### YOUR TASK
Write every record out again exactly as given.

(Records from a data source)
((
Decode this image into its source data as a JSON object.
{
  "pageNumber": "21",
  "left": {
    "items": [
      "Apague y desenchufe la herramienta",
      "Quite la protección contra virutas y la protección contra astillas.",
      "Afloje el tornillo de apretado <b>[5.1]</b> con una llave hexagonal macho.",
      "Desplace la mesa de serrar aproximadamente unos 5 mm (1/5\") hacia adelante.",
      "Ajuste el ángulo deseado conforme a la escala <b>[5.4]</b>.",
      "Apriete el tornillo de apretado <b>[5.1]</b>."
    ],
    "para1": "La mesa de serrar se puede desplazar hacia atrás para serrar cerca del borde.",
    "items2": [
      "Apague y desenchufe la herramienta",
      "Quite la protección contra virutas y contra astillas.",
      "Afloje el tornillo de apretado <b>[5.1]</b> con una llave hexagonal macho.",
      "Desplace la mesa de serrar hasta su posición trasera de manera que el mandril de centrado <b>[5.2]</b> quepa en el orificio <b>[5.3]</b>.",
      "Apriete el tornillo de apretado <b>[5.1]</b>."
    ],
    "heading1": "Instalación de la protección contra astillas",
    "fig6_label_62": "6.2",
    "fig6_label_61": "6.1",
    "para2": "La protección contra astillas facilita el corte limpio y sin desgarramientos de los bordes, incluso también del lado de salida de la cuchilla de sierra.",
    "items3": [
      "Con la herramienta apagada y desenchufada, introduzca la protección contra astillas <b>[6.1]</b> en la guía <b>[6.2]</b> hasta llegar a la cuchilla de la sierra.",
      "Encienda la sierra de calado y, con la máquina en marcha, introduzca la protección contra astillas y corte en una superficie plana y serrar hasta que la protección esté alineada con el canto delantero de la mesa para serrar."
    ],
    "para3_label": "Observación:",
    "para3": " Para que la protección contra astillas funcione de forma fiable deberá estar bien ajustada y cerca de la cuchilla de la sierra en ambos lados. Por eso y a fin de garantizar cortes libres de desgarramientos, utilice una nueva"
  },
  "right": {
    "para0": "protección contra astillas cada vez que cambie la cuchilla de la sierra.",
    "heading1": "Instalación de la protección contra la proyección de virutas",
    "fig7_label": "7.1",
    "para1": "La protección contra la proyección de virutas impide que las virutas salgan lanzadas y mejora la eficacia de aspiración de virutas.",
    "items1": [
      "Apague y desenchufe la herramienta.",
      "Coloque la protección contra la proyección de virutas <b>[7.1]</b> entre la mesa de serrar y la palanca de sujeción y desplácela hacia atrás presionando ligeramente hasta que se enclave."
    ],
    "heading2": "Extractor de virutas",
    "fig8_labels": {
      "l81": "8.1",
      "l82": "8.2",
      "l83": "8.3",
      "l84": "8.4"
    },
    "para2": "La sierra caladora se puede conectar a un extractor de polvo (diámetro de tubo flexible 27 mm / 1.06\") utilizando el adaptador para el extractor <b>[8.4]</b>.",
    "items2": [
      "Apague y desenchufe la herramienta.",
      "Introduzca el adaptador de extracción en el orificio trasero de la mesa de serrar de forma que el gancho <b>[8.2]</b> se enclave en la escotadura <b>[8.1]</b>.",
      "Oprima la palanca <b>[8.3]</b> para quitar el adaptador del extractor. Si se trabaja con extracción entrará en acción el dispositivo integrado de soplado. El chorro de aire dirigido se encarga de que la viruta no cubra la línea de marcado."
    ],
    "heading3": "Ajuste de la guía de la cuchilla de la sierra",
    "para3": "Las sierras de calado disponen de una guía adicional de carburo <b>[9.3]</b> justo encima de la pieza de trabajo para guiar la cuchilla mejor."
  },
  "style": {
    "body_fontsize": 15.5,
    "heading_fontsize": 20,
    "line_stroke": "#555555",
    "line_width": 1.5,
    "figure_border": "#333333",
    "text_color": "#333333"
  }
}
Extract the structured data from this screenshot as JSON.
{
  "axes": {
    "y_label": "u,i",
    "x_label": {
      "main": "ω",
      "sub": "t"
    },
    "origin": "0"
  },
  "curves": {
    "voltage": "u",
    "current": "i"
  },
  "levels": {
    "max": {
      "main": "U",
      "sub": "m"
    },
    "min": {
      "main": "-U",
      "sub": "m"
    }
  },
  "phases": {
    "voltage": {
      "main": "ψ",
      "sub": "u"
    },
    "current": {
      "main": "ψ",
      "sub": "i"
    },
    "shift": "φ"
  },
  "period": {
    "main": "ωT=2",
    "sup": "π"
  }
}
))
### RESULT
Decode this image into its source data as a JSON object.
{
  "pageNumber": "21",
  "left": {
    "items": [
      "Apague y desenchufe la herramienta",
      "Quite la protección contra virutas y la protección contra astillas.",
      "Afloje el tornillo de apretado <b>[5.1]</b> con una llave hexagonal macho.",
      "Desplace la mesa de serrar aproximadamente unos 5 mm (1/5\") hacia adelante.",
      "Ajuste el ángulo deseado conforme a la escala <b>[5.4]</b>.",
      "Apriete el tornillo de apretado <b>[5.1]</b>."
    ],
    "para1": "La mesa de serrar se puede desplazar hacia atrás para serrar cerca del borde.",
    "items2": [
      "Apague y desenchufe la herramienta",
      "Quite la protección contra virutas y contra astillas.",
      "Afloje el tornillo de apretado <b>[5.1]</b> con una llave hexagonal macho.",
      "Desplace la mesa de serrar hasta su posición trasera de manera que el mandril de centrado <b>[5.2]</b> quepa en el orificio <b>[5.3]</b>.",
      "Apriete el tornillo de apretado <b>[5.1]</b>."
    ],
    "heading1": "Instalación de la protección contra astillas",
    "fig6_label_62": "6.2",
    "fig6_label_61": "6.1",
    "para2": "La protección contra astillas facilita el corte limpio y sin desgarramientos de los bordes, incluso también del lado de salida de la cuchilla de sierra.",
    "items3": [
      "Con la herramienta apagada y desenchufada, introduzca la protección contra astillas <b>[6.1]</b> en la guía <b>[6.2]</b> hasta llegar a la cuchilla de la sierra.",
      "Encienda la sierra de calado y, con la máquina en marcha, introduzca la protección contra astillas y corte en una superficie plana y serrar hasta que la protección esté alineada con el canto delantero de la mesa para serrar."
    ],
    "para3_label": "Observación:",
    "para3": " Para que la protección contra astillas funcione de forma fiable deberá estar bien ajustada y cerca de la cuchilla de la sierra en ambos lados. Por eso y a fin de garantizar cortes libres de desgarramientos, utilice una nueva"
  },
  "right": {
    "para0": "protección contra astillas cada vez que cambie la cuchilla de la sierra.",
    "heading1": "Instalación de la protección contra la proyección de virutas",
    "fig7_label": "7.1",
    "para1": "La protección contra la proyección de virutas impide que las virutas salgan lanzadas y mejora la eficacia de aspiración de virutas.",
    "items1": [
      "Apague y desenchufe la herramienta.",
      "Coloque la protección contra la proyección de virutas <b>[7.1]</b> entre la mesa de serrar y la palanca de sujeción y desplácela hacia atrás presionando ligeramente hasta que se enclave."
    ],
    "heading2": "Extractor de virutas",
    "fig8_labels": {
      "l81": "8.1",
      "l82": "8.2",
      "l83": "8.3",
      "l84": "8.4"
    },
    "para2": "La sierra caladora se puede conectar a un extractor de polvo (diámetro de tubo flexible 27 mm / 1.06\") utilizando el adaptador para el extractor <b>[8.4]</b>.",
    "items2": [
      "Apague y desenchufe la herramienta.",
      "Introduzca el adaptador de extracción en el orificio trasero de la mesa de serrar de forma que el gancho <b>[8.2]</b> se enclave en la escotadura <b>[8.1]</b>.",
      "Oprima la palanca <b>[8.3]</b> para quitar el adaptador del extractor. Si se trabaja con extracción entrará en acción el dispositivo integrado de soplado. El chorro de aire dirigido se encarga de que la viruta no cubra la línea de marcado."
    ],
    "heading3": "Ajuste de la guía de la cuchilla de la sierra",
    "para3": "Las sierras de calado disponen de una guía adicional de carburo <b>[9.3]</b> justo encima de la pieza de trabajo para guiar la cuchilla mejor."
  },
  "style": {
    "body_fontsize": 15.5,
    "heading_fontsize": 20,
    "line_stroke": "#555555",
    "line_width": 1.5,
    "figure_border": "#333333",
    "text_color": "#333333"
  }
}
Extract the structured data from this screenshot as JSON.
{
  "axes": {
    "y_label": "u,i",
    "x_label": {
      "main": "ω",
      "sub": "t"
    },
    "origin": "0"
  },
  "curves": {
    "voltage": "u",
    "current": "i"
  },
  "levels": {
    "max": {
      "main": "U",
      "sub": "m"
    },
    "min": {
      "main": "-U",
      "sub": "m"
    }
  },
  "phases": {
    "voltage": {
      "main": "ψ",
      "sub": "u"
    },
    "current": {
      "main": "ψ",
      "sub": "i"
    },
    "shift": "φ"
  },
  "period": {
    "main": "ωT=2",
    "sup": "π"
  }
}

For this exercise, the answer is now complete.